### [Exercise aim]
Copy every line of the records that includes the word "Smart".

[Page records with their text]
☆ ☆ ☆ ☆

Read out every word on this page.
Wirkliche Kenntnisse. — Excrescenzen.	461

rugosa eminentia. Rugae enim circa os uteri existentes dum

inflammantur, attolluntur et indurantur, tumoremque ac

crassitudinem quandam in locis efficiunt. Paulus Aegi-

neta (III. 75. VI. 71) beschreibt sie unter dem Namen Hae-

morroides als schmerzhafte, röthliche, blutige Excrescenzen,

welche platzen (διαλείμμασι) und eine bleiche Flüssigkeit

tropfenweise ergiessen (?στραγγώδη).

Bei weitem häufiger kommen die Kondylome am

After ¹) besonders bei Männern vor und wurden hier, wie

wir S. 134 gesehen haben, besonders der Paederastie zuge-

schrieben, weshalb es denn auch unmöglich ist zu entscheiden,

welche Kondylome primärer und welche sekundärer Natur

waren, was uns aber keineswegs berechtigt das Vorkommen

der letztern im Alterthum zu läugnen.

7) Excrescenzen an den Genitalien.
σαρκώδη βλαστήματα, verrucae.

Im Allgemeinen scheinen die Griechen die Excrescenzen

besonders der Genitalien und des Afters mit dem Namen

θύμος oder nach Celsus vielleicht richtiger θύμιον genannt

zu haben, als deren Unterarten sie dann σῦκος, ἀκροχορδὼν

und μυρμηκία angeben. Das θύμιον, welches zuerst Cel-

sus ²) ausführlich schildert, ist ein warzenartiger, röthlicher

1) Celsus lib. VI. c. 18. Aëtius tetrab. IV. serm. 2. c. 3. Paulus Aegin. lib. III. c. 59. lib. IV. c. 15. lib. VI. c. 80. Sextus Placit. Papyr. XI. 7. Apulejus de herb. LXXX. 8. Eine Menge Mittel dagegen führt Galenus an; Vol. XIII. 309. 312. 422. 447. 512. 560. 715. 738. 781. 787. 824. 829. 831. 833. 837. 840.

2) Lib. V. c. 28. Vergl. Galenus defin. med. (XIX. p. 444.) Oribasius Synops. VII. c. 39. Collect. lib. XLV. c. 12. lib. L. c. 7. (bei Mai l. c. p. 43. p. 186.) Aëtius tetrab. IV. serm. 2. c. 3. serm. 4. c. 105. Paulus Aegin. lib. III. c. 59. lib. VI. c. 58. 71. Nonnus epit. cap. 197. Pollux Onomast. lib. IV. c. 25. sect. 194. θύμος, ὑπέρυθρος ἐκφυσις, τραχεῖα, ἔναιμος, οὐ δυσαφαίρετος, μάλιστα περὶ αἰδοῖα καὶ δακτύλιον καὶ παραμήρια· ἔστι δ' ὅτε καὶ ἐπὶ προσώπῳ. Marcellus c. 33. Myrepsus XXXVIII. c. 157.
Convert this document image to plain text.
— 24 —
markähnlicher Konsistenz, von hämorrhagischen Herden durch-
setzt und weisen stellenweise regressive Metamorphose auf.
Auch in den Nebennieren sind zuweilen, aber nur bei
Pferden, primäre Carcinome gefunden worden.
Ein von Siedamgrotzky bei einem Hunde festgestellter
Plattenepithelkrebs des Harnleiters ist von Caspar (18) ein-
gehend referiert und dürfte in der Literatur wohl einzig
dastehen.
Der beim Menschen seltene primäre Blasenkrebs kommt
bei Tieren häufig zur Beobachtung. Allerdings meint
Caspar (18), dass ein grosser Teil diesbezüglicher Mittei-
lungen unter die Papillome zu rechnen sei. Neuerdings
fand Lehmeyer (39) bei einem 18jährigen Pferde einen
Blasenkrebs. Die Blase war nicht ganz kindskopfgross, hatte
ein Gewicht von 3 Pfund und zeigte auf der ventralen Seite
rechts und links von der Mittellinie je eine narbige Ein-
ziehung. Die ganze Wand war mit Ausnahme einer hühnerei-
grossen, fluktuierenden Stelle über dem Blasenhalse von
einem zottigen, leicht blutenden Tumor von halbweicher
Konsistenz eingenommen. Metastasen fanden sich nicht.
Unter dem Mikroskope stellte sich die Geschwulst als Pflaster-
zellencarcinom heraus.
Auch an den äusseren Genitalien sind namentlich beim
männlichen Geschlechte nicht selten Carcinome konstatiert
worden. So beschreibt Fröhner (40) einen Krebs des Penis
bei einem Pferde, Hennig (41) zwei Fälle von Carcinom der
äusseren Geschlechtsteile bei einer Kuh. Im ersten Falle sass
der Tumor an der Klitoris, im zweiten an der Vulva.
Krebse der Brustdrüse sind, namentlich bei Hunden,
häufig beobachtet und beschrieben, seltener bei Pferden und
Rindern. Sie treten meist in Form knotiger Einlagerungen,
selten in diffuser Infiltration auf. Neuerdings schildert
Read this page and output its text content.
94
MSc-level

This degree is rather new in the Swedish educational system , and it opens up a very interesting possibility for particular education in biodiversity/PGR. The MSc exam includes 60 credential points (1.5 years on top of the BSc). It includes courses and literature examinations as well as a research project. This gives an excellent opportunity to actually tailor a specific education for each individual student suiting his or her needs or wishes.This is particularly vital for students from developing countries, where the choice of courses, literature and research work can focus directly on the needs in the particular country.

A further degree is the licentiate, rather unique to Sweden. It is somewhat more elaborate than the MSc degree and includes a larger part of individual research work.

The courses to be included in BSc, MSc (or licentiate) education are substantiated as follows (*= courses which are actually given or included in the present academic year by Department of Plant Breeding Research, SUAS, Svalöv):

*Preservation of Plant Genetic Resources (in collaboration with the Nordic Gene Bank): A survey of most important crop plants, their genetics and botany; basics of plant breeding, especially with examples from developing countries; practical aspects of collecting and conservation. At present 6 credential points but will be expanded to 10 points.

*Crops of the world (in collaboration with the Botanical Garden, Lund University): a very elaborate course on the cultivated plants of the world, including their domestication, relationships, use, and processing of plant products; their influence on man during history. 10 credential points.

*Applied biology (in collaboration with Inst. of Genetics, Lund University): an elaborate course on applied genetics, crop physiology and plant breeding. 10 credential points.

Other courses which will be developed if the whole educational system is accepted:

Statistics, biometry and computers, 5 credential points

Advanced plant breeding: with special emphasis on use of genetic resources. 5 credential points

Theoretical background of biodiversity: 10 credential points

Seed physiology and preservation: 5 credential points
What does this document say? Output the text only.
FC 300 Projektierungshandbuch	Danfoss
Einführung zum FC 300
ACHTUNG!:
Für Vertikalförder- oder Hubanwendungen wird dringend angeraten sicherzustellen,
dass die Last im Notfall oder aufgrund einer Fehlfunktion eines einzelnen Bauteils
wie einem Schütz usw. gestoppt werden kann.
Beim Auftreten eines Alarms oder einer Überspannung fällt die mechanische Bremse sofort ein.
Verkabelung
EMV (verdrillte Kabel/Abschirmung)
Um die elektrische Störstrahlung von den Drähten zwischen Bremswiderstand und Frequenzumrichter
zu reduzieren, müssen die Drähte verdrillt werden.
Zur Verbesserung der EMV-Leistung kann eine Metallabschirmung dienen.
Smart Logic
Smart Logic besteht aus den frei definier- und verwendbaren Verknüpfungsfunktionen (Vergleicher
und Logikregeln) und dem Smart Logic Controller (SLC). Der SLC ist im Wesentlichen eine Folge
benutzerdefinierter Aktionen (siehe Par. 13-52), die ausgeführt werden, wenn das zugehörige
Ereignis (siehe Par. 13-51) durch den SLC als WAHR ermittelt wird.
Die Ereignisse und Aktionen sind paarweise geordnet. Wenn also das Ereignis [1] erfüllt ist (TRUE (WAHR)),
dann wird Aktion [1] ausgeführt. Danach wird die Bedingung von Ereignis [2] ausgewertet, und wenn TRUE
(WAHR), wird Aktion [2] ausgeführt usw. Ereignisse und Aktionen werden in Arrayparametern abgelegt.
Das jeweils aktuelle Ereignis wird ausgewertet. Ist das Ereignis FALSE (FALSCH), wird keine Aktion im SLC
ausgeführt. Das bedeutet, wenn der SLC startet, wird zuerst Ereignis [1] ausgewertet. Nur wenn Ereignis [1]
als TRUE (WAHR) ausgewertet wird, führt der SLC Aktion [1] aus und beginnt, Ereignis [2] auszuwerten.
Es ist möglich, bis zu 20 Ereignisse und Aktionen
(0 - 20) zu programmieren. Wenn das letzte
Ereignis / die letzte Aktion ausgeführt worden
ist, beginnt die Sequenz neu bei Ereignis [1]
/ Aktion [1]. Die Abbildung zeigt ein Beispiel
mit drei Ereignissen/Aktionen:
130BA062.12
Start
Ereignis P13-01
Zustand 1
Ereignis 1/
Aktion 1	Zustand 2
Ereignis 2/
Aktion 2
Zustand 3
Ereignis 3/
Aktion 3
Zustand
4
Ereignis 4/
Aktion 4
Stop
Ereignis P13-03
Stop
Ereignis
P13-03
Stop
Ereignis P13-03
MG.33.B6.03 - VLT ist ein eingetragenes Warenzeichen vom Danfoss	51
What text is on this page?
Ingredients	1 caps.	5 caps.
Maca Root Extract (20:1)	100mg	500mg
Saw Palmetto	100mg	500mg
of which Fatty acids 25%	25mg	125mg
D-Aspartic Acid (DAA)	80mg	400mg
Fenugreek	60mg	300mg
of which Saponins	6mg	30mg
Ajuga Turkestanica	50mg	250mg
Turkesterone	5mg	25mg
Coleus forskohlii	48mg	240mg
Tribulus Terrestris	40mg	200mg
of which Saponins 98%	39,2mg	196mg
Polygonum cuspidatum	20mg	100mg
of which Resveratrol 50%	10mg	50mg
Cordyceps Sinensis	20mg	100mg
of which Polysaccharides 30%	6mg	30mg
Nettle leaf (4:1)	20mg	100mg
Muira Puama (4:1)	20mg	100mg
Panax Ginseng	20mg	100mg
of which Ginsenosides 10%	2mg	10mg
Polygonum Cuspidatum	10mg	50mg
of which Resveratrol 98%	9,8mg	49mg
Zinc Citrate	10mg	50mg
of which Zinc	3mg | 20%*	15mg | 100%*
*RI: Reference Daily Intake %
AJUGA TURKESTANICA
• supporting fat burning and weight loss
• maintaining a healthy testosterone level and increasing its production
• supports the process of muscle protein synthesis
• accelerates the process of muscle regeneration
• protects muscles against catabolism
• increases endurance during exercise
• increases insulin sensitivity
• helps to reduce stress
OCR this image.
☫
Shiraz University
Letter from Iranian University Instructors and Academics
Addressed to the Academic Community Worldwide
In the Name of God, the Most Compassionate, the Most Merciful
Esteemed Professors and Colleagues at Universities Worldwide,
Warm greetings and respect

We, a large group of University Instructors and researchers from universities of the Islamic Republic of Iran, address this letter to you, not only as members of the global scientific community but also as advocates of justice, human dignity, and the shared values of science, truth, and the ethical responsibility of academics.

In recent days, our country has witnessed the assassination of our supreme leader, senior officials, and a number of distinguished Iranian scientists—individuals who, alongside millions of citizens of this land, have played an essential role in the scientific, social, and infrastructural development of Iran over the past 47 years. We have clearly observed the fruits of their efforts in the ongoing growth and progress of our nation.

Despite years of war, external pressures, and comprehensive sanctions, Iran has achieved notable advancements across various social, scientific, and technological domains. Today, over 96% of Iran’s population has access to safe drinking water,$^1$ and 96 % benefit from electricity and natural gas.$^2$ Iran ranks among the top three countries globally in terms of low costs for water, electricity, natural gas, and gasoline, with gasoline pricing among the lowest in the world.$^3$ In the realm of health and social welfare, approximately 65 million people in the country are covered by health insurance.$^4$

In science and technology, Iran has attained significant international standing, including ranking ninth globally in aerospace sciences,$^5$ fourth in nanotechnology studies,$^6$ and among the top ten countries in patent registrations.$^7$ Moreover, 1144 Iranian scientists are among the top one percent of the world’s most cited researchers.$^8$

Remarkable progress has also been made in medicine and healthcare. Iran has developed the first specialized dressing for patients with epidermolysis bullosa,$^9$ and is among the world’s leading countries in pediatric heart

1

☆ ☆ ☆ ☆

### [Solution to the exercise]
Smart Logic
Smart Logic besteht aus den frei definier- und verwendbaren Verknüpfungsfunktionen (Vergleicher
und Logikregeln) und dem Smart Logic Controller (SLC). Der SLC ist im Wesentlichen eine Folge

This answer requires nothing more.